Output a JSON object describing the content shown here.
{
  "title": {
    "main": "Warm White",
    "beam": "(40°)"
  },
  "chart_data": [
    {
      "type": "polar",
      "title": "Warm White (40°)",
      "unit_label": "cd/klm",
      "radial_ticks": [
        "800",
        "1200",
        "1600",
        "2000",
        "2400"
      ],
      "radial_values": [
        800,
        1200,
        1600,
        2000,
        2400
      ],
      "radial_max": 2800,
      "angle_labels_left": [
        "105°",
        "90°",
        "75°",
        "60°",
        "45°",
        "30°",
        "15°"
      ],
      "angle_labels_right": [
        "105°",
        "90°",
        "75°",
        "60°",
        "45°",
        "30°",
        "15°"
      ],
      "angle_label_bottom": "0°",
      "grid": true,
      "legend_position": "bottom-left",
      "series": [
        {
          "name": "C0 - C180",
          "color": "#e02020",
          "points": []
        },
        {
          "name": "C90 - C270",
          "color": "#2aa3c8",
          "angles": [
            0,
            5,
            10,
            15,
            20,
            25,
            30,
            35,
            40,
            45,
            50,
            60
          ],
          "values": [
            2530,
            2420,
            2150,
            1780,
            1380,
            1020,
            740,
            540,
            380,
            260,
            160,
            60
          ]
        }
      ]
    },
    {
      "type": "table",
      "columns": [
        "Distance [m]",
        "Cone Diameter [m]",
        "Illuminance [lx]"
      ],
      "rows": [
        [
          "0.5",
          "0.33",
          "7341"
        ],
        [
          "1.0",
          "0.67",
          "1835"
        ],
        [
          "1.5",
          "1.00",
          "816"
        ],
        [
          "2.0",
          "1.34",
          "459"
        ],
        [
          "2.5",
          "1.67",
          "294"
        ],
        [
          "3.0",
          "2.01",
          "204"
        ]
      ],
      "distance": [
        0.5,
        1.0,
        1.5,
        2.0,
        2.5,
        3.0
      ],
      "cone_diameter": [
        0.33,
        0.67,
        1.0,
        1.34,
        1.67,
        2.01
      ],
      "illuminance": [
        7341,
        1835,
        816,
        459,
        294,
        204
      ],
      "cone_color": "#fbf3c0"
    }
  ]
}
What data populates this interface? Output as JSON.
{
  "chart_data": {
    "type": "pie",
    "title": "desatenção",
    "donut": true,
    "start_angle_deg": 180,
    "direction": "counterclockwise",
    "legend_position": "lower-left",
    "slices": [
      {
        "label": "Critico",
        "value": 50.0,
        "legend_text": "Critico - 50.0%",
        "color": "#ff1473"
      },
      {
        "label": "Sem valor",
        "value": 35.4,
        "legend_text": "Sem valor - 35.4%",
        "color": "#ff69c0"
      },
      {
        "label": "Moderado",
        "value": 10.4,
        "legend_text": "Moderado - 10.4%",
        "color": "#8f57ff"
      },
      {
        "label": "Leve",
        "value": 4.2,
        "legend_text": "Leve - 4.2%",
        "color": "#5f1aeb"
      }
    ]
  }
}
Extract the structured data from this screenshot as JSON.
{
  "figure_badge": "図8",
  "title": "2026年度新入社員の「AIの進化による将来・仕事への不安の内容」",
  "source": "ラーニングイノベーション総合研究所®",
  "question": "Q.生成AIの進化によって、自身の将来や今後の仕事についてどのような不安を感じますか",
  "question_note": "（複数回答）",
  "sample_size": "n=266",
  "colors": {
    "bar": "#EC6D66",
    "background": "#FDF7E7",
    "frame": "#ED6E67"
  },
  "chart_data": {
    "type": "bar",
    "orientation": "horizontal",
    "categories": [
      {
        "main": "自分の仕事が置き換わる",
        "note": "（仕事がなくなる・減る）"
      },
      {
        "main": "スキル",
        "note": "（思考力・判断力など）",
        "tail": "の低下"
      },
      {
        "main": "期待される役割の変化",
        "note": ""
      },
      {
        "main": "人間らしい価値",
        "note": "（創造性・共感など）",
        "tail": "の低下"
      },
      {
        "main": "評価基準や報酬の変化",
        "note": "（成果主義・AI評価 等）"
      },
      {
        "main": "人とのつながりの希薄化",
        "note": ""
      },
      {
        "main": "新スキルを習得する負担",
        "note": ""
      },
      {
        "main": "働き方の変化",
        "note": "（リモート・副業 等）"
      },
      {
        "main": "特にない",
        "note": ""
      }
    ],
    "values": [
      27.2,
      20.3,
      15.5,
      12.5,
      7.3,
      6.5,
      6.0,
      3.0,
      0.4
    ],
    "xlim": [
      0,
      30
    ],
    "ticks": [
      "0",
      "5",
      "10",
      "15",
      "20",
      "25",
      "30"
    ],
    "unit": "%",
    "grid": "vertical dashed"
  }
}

··········

**STATED GOAL**.
Across the records, how many lines contain "main"? Only the number should be given.

**WRITTEN SOLUTION**.
10